*** Exercise materials
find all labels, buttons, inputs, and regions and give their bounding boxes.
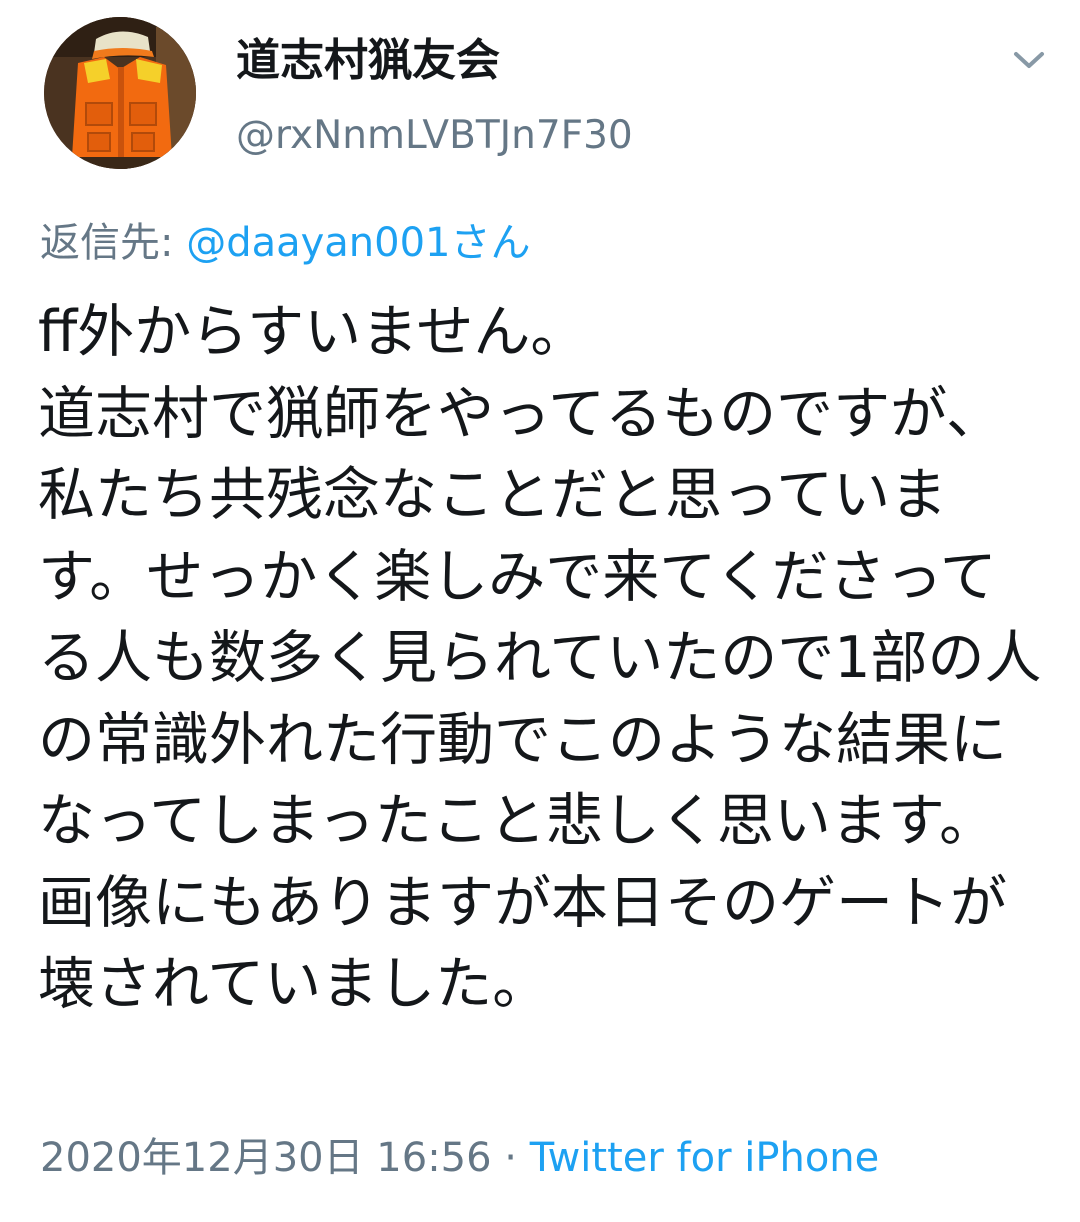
tweet-timestamp[interactable]: 2020年12月30日 16:56 xyxy=(40,1135,492,1181)
tweet-source-link[interactable]: Twitter for iPhone xyxy=(530,1135,880,1181)
user-handle[interactable]: @rxNnmLVBTJn7F30 xyxy=(236,112,633,160)
avatar[interactable] xyxy=(44,17,196,169)
tweet-text: ff外からすいません。 道志村で猟師をやってるものですが、私たち共残念なことだと… xyxy=(38,299,1042,1017)
chevron-down-icon xyxy=(1014,52,1044,68)
reply-mention-link[interactable]: @daayan001さん xyxy=(186,220,530,266)
tweet-menu-button[interactable] xyxy=(1006,40,1052,80)
display-name[interactable]: 道志村猟友会 xyxy=(236,35,500,87)
meta-separator: · xyxy=(491,1135,530,1181)
tweet-meta: 2020年12月30日 16:56 · Twitter for iPhone xyxy=(40,1133,879,1183)
reply-context: 返信先: @daayan001さん xyxy=(40,218,531,268)
avatar-image xyxy=(44,17,196,169)
reply-prefix: 返信先: xyxy=(40,220,187,266)
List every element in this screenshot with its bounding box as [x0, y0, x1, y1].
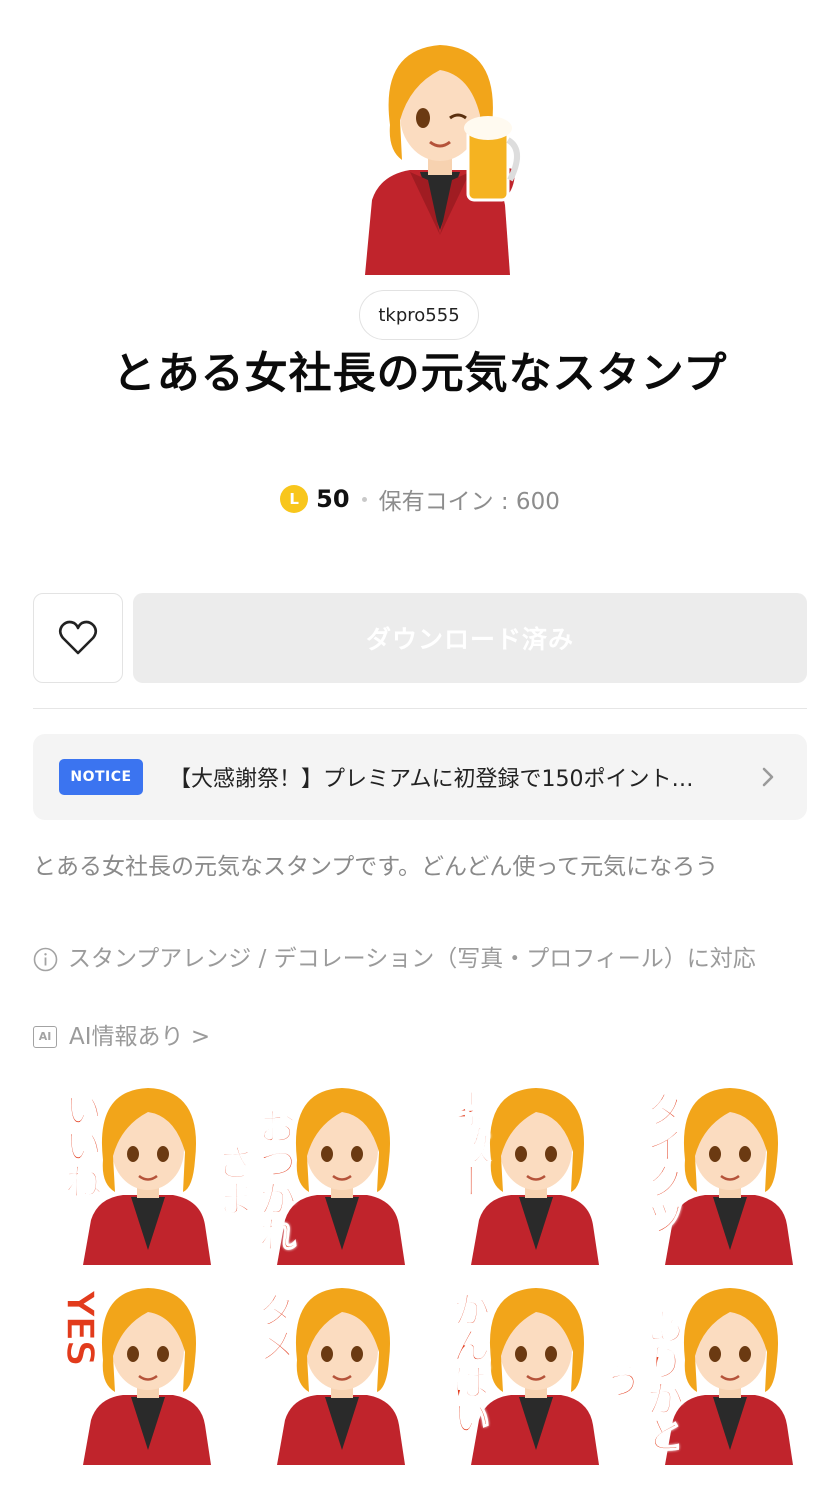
sticker-grid: いいね おつかれさま 素敵ー タイクツ YES ダメ かんぱい ありがとう — [33, 1080, 807, 1468]
sticker-item[interactable]: おつかれさま — [209, 1080, 417, 1268]
download-label: ダウンロード済み — [365, 625, 574, 654]
sticker-caption: ダメ — [251, 1289, 297, 1363]
author-chip[interactable]: tkpro555 — [359, 290, 479, 340]
sticker-caption: おつかれさま — [209, 1106, 297, 1252]
line-coin-icon: L — [280, 485, 309, 513]
sticker-item[interactable]: YES — [33, 1280, 223, 1468]
sticker-item[interactable]: 素敵ー — [421, 1080, 611, 1268]
divider — [33, 708, 807, 709]
sticker-caption: 素敵ー — [445, 1089, 491, 1199]
download-button[interactable]: ダウンロード済み — [133, 593, 807, 683]
chevron-right-icon — [762, 767, 774, 787]
separator-dot — [361, 496, 367, 502]
owned-coins: 保有コイン : 600 — [378, 489, 560, 515]
ai-icon: AI — [33, 1026, 57, 1048]
sticker-caption: YES — [57, 1289, 103, 1365]
coin-symbol: L — [289, 490, 299, 508]
sticker-item[interactable]: タイクツ — [615, 1080, 805, 1268]
heart-outline-icon — [58, 620, 98, 655]
sticker-caption: いいね — [57, 1089, 103, 1199]
price-value: 50 — [316, 485, 350, 513]
author-name: tkpro555 — [378, 304, 460, 326]
notice-badge: NOTICE — [59, 759, 143, 795]
sticker-item[interactable]: ダメ — [227, 1280, 417, 1468]
ai-info-link[interactable]: AI AI情報あり > — [33, 1022, 210, 1052]
main-sticker-image — [365, 45, 520, 275]
info-icon — [33, 947, 58, 972]
sticker-caption: ありがとう — [597, 1306, 685, 1452]
ai-info-text: AI情報あり > — [69, 1024, 211, 1050]
notice-text: 【大感謝祭！】プレミアムに初登録で150ポイント… — [169, 767, 694, 792]
notice-banner[interactable]: NOTICE 【大感謝祭！】プレミアムに初登録で150ポイント… — [33, 734, 807, 820]
favorite-button[interactable] — [33, 593, 123, 683]
sticker-caption: かんぱい — [445, 1289, 491, 1435]
arrange-info: スタンプアレンジ / デコレーション（写真・プロフィール）に対応 — [33, 944, 813, 974]
sticker-item[interactable]: いいね — [33, 1080, 223, 1268]
arrange-text: スタンプアレンジ / デコレーション（写真・プロフィール）に対応 — [68, 946, 756, 972]
sticker-item[interactable]: かんぱい — [421, 1280, 611, 1468]
sticker-set-title: とある女社長の元気なスタンプ — [112, 349, 728, 399]
description: とある女社長の元気なスタンプです。どんどん使って元気になろう — [33, 854, 719, 880]
price-row: L 50 保有コイン : 600 — [0, 478, 840, 520]
sticker-caption: タイクツ — [639, 1089, 685, 1235]
sticker-item[interactable]: ありがとう — [597, 1280, 805, 1468]
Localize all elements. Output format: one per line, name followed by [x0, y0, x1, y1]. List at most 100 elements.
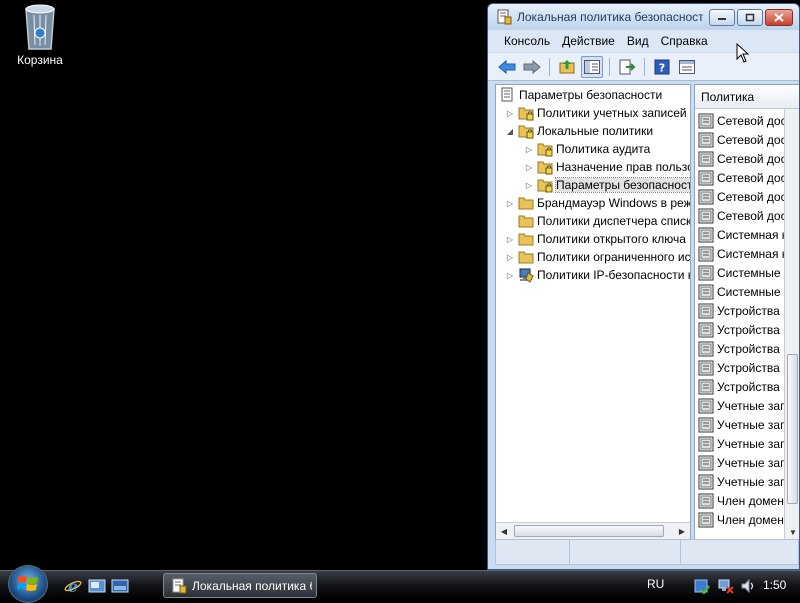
******
Instructions to follow |
Can you render every line of the records above as one numbered list, with blank lines dropped and the pictures left out?

Exercise solution |
1. find all labels, buttons, inputs, and regions and give their bounding boxes.
2. tweet-timestamp[interactable]: 2020年12月30日 16:56 xyxy=(40,1135,492,1181)
3. tweet-source-link[interactable]: Twitter for iPhone xyxy=(530,1135,880,1181)
4. user-handle[interactable]: @rxNnmLVBTJn7F30 xyxy=(236,112,633,160)
5. avatar[interactable] xyxy=(44,17,196,169)
6. tweet-text: ff外からすいません。 道志村で猟師をやってるものですが、私たち共残念なことだと… xyxy=(38,299,1042,1017)
7. chevron-down-icon xyxy=(1014,52,1044,68)
8. reply-mention-link[interactable]: @daayan001さん xyxy=(186,220,530,266)
9. tweet-menu-button[interactable] xyxy=(1006,40,1052,80)
10. display-name[interactable]: 道志村猟友会 xyxy=(236,35,500,87)
11. meta-separator: · xyxy=(491,1135,530,1181)
12. tweet-meta: 2020年12月30日 16:56 · Twitter for iPhone xyxy=(40,1133,879,1183)
13. reply-context: 返信先: @daayan001さん xyxy=(40,218,531,268)
14. avatar-image xyxy=(44,17,196,169)
15. reply-prefix: 返信先: xyxy=(40,220,187,266)
16. List every element in this screenshot with its bounding box as [x0, y0, x1, y1].
17. sticker-grid: いいね おつかれさま 素敵ー タイクツ YES ダメ かんぱい ありがとう — [33, 1080, 807, 1468]
18. sticker-item[interactable]: おつかれさま — [209, 1080, 417, 1268]
19. download-label: ダウンロード済み — [365, 625, 574, 654]
20. sticker-caption: ダメ — [251, 1289, 297, 1363]
21. author-chip[interactable]: tkpro555 — [359, 290, 479, 340]
22. sticker-caption: おつかれさま — [209, 1106, 297, 1252]
23. line-coin-icon: L — [280, 485, 309, 513]
24. sticker-item[interactable]: YES — [33, 1280, 223, 1468]
25. sticker-item[interactable]: 素敵ー — [421, 1080, 611, 1268]
26. divider — [33, 708, 807, 709]
27. sticker-caption: 素敵ー — [445, 1089, 491, 1199]
28. download-button[interactable]: ダウンロード済み — [133, 593, 807, 683]
29. chevron-right-icon — [762, 767, 774, 787]
30. separator-dot — [361, 496, 367, 502]
31. owned-coins: 保有コイン : 600 — [378, 489, 560, 515]
32. ai-icon: AI — [33, 1026, 57, 1048]
33. sticker-caption: YES — [57, 1289, 103, 1365]
34. coin-symbol: L — [289, 490, 299, 508]
35. sticker-item[interactable]: タイクツ — [615, 1080, 805, 1268]
36. heart-outline-icon — [58, 620, 98, 655]
37. sticker-caption: いいね — [57, 1089, 103, 1199]
38. price-value: 50 — [316, 485, 350, 513]
39. author-name: tkpro555 — [378, 304, 460, 326]
40. notice-badge: NOTICE — [59, 759, 143, 795]
41. sticker-item[interactable]: ダメ — [227, 1280, 417, 1468]
42. ai-info-link[interactable]: AI AI情報あり > — [33, 1022, 210, 1052]
43. main-sticker-image — [365, 45, 520, 275]
44. info-icon — [33, 947, 58, 972]
45. sticker-caption: ありがとう — [597, 1306, 685, 1452]
46. ai-info-text: AI情報あり > — [69, 1024, 211, 1050]
47. notice-text: 【大感謝祭！】プレミアムに初登録で150ポイント… — [169, 767, 694, 792]
48. notice-banner[interactable]: NOTICE 【大感謝祭！】プレミアムに初登録で150ポイント… — [33, 734, 807, 820]
49. favorite-button[interactable] — [33, 593, 123, 683]
50. sticker-caption: かんぱい — [445, 1289, 491, 1435]
51. arrange-info: スタンプアレンジ / デコレーション（写真・プロフィール）に対応 — [33, 944, 813, 974]
52. sticker-item[interactable]: いいね — [33, 1080, 223, 1268]
53. arrange-text: スタンプアレンジ / デコレーション（写真・プロフィール）に対応 — [68, 946, 756, 972]
54. sticker-item[interactable]: かんぱい — [421, 1280, 611, 1468]
55. sticker-set-title: とある女社長の元気なスタンプ — [112, 349, 728, 399]
56. description: とある女社長の元気なスタンプです。どんどん使って元気になろう — [33, 854, 719, 880]
57. price-row: L 50 保有コイン : 600 — [0, 478, 840, 520]
58. sticker-caption: タイクツ — [639, 1089, 685, 1235]
59. sticker-item[interactable]: ありがとう — [597, 1280, 805, 1468]
60. Localize all elements. Output format: one per line, name followed by [x0, y0, x1, y1]. List at most 100 elements.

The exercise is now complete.